Figure data in JSON

....

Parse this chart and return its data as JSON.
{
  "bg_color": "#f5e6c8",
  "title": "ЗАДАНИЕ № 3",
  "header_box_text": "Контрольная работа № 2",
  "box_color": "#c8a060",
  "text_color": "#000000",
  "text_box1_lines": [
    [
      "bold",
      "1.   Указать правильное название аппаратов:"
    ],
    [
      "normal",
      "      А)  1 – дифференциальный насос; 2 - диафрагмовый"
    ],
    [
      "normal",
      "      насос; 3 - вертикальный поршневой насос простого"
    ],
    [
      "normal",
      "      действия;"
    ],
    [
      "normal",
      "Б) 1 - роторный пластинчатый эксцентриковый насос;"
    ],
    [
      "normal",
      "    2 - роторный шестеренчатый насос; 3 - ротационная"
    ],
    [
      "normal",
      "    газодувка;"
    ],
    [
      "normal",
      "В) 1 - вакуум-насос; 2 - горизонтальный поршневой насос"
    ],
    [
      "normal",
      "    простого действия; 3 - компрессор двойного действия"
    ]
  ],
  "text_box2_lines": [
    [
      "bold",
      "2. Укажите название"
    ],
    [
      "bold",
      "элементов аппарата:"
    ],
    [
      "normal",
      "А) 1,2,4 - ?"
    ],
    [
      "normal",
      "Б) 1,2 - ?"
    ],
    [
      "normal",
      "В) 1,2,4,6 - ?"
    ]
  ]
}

....

**EXERCISE GOAL**
Write out the material exactly as given.

**WRITTEN RESPONSE**
Parse this chart and return its data as JSON.
{
  "bg_color": "#f5e6c8",
  "title": "ЗАДАНИЕ № 3",
  "header_box_text": "Контрольная работа № 2",
  "box_color": "#c8a060",
  "text_color": "#000000",
  "text_box1_lines": [
    [
      "bold",
      "1.   Указать правильное название аппаратов:"
    ],
    [
      "normal",
      "      А)  1 – дифференциальный насос; 2 - диафрагмовый"
    ],
    [
      "normal",
      "      насос; 3 - вертикальный поршневой насос простого"
    ],
    [
      "normal",
      "      действия;"
    ],
    [
      "normal",
      "Б) 1 - роторный пластинчатый эксцентриковый насос;"
    ],
    [
      "normal",
      "    2 - роторный шестеренчатый насос; 3 - ротационная"
    ],
    [
      "normal",
      "    газодувка;"
    ],
    [
      "normal",
      "В) 1 - вакуум-насос; 2 - горизонтальный поршневой насос"
    ],
    [
      "normal",
      "    простого действия; 3 - компрессор двойного действия"
    ]
  ],
  "text_box2_lines": [
    [
      "bold",
      "2. Укажите название"
    ],
    [
      "bold",
      "элементов аппарата:"
    ],
    [
      "normal",
      "А) 1,2,4 - ?"
    ],
    [
      "normal",
      "Б) 1,2 - ?"
    ],
    [
      "normal",
      "В) 1,2,4,6 - ?"
    ]
  ]
}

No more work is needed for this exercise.